## Task requirements
Copy each line containing the word "choose" from the records that follow, please.

Records from a data collection:
--- start ---

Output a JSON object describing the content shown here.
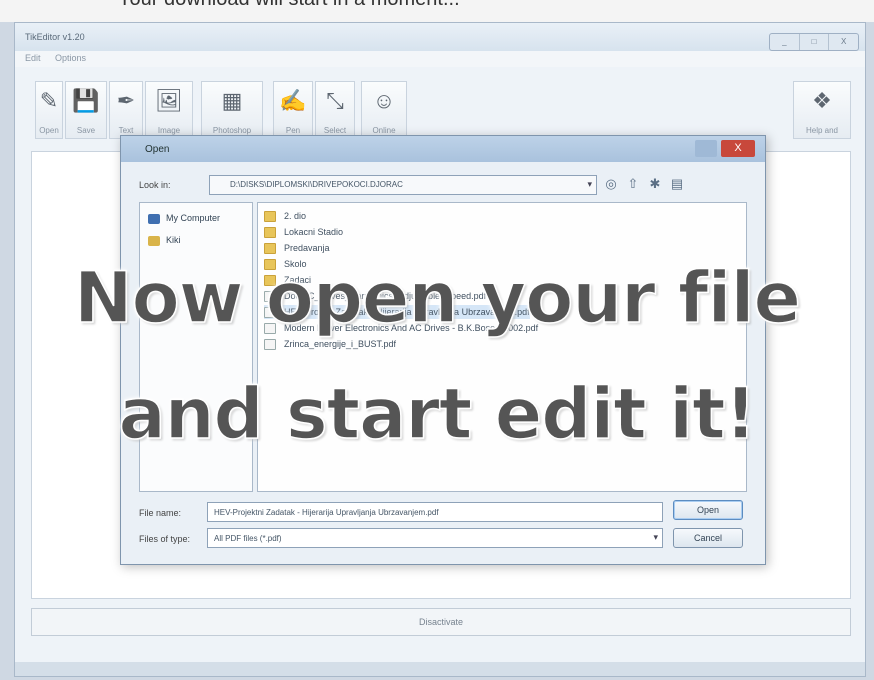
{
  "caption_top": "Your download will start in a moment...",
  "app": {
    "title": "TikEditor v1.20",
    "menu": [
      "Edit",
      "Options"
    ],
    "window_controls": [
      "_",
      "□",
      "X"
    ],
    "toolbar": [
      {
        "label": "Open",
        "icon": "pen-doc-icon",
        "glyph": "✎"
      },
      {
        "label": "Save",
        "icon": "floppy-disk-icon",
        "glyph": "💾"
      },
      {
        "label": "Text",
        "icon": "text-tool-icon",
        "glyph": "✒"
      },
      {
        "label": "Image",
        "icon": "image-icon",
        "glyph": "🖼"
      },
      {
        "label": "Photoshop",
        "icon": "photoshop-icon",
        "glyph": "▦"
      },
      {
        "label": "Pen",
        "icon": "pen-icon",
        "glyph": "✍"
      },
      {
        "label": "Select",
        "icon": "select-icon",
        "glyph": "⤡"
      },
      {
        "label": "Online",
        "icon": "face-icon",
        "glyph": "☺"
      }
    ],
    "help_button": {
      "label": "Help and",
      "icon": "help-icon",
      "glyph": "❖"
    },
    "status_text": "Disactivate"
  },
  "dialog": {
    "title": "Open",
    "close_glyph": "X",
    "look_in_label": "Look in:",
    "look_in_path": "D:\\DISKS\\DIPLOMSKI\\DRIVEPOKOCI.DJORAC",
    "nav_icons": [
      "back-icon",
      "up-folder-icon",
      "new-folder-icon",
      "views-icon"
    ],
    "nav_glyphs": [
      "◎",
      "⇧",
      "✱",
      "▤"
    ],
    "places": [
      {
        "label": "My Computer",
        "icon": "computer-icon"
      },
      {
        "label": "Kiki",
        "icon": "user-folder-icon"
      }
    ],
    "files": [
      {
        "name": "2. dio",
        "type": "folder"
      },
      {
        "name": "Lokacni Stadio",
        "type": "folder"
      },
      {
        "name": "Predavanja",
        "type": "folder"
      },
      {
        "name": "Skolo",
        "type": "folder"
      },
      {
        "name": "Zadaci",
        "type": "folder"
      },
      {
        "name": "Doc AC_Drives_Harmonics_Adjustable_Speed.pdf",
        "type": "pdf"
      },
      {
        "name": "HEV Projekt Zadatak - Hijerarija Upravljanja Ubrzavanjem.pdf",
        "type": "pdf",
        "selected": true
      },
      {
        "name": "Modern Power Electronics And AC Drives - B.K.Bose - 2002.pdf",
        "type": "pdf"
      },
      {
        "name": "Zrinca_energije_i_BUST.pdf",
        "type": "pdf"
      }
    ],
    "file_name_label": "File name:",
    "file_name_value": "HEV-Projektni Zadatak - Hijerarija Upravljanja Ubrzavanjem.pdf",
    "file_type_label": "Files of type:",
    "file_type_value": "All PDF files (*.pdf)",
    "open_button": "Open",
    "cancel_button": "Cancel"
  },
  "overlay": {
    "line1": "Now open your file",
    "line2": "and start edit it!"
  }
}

--- end ---
--- start ---

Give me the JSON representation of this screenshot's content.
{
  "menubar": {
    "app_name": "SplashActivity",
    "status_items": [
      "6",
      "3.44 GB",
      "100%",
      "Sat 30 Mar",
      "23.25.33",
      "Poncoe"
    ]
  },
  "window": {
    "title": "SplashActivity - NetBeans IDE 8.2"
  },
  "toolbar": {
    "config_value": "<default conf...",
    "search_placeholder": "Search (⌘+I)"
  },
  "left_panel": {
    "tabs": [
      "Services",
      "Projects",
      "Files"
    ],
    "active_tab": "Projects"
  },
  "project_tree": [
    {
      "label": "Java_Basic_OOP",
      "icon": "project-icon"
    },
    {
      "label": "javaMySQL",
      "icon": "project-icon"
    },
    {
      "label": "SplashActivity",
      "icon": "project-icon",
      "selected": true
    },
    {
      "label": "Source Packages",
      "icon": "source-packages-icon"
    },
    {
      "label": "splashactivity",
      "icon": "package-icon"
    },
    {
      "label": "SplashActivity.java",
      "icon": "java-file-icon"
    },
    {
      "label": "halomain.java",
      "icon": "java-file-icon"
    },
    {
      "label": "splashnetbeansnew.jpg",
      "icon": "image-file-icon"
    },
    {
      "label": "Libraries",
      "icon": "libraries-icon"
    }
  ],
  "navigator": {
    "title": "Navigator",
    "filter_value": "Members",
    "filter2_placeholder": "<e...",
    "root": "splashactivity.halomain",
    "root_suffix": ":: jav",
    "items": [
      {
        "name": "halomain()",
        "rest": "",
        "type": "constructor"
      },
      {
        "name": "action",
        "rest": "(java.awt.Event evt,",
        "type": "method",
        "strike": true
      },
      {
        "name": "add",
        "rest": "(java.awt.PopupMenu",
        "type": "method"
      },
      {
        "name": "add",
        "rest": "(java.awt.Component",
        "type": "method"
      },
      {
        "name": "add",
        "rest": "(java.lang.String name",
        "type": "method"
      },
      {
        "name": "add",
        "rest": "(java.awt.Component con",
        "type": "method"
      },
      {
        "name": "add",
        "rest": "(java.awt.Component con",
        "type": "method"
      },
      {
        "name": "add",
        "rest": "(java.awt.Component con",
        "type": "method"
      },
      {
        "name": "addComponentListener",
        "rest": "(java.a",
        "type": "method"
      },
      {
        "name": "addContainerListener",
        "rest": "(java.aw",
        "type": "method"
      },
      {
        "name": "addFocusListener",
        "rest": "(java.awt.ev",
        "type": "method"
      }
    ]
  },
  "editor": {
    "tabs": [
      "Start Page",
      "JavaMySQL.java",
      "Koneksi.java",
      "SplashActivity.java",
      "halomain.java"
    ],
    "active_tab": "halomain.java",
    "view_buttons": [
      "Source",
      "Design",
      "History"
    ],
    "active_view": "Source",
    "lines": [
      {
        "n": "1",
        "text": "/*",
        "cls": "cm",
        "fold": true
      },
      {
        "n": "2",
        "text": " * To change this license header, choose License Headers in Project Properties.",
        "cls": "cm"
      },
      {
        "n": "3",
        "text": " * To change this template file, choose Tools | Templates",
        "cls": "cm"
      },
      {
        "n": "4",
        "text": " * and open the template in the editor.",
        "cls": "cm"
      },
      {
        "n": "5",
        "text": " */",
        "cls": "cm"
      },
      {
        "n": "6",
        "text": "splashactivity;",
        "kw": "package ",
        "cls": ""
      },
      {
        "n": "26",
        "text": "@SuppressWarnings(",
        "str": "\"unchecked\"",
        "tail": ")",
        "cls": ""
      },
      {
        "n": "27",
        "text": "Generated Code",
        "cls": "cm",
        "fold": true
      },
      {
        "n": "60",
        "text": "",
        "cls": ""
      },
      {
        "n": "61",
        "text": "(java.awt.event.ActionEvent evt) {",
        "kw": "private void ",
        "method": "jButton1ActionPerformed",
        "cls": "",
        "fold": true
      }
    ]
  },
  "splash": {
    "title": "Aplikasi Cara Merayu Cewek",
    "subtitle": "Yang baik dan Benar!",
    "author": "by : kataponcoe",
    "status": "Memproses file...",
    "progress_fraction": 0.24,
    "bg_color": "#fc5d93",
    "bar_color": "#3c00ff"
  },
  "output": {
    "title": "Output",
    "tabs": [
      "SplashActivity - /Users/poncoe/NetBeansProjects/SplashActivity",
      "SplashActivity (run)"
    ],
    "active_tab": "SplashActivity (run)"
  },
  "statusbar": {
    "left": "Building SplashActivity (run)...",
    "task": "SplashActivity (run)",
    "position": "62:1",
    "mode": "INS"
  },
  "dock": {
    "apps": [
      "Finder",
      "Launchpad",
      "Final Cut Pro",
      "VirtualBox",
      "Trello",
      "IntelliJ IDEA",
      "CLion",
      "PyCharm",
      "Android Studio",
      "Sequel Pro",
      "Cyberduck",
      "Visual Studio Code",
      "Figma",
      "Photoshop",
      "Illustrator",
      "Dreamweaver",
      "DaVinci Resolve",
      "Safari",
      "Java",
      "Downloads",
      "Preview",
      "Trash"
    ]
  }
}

--- end ---
--- start ---

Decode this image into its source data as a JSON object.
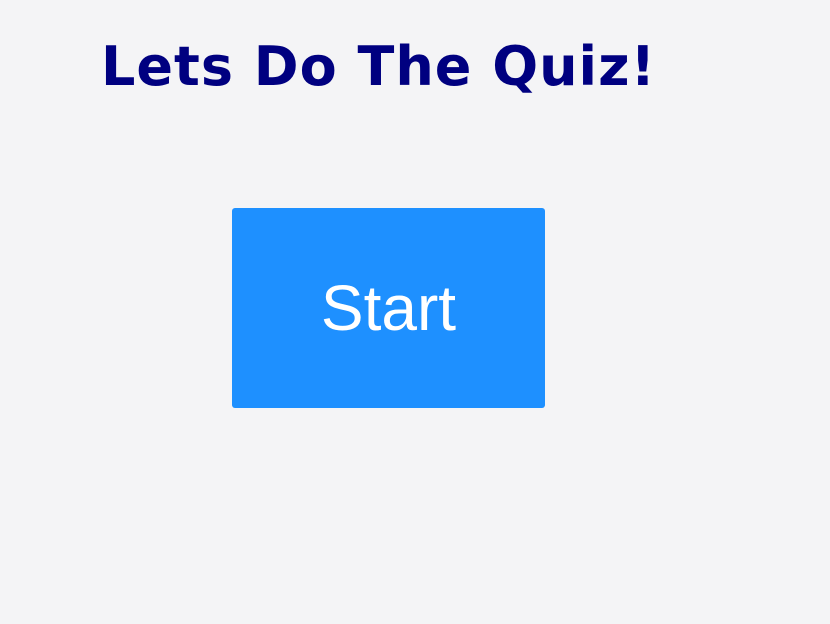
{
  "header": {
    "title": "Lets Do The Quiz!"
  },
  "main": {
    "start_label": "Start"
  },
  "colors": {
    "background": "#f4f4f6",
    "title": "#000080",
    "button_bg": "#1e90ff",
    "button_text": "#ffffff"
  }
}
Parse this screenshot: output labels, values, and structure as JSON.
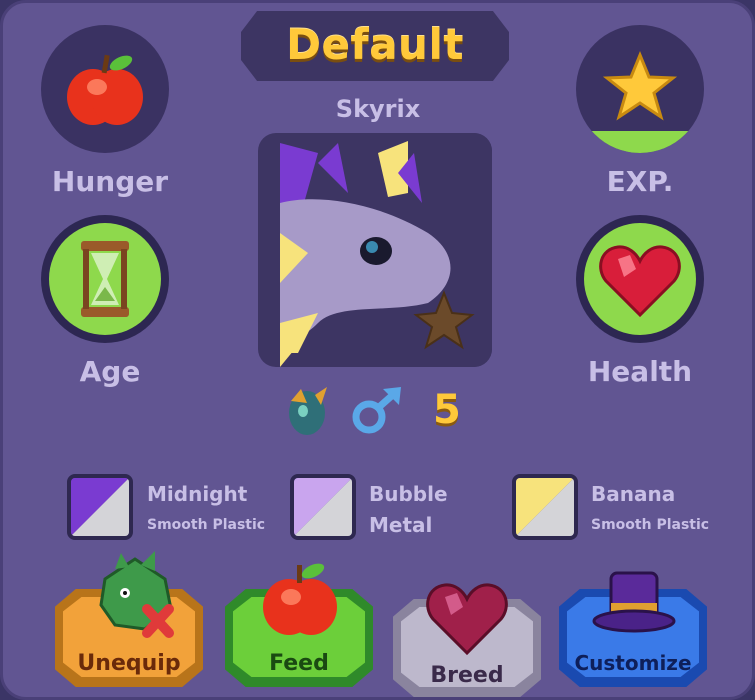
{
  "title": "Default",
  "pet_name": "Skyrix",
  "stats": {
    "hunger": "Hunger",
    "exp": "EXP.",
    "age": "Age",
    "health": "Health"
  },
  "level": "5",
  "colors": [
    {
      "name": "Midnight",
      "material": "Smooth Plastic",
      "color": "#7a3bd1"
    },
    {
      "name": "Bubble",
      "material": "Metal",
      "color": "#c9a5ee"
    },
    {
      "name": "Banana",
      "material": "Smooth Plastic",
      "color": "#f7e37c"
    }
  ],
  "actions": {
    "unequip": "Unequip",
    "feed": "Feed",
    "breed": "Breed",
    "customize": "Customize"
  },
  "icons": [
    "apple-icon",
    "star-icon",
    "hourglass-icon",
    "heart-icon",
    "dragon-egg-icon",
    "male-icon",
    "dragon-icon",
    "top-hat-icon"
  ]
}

--- end ---

## Solution to the problem
        "text": " * To change this license header, choose License Headers in Project Properties.",
        "text": " * To change this template file, choose Tools | Templates",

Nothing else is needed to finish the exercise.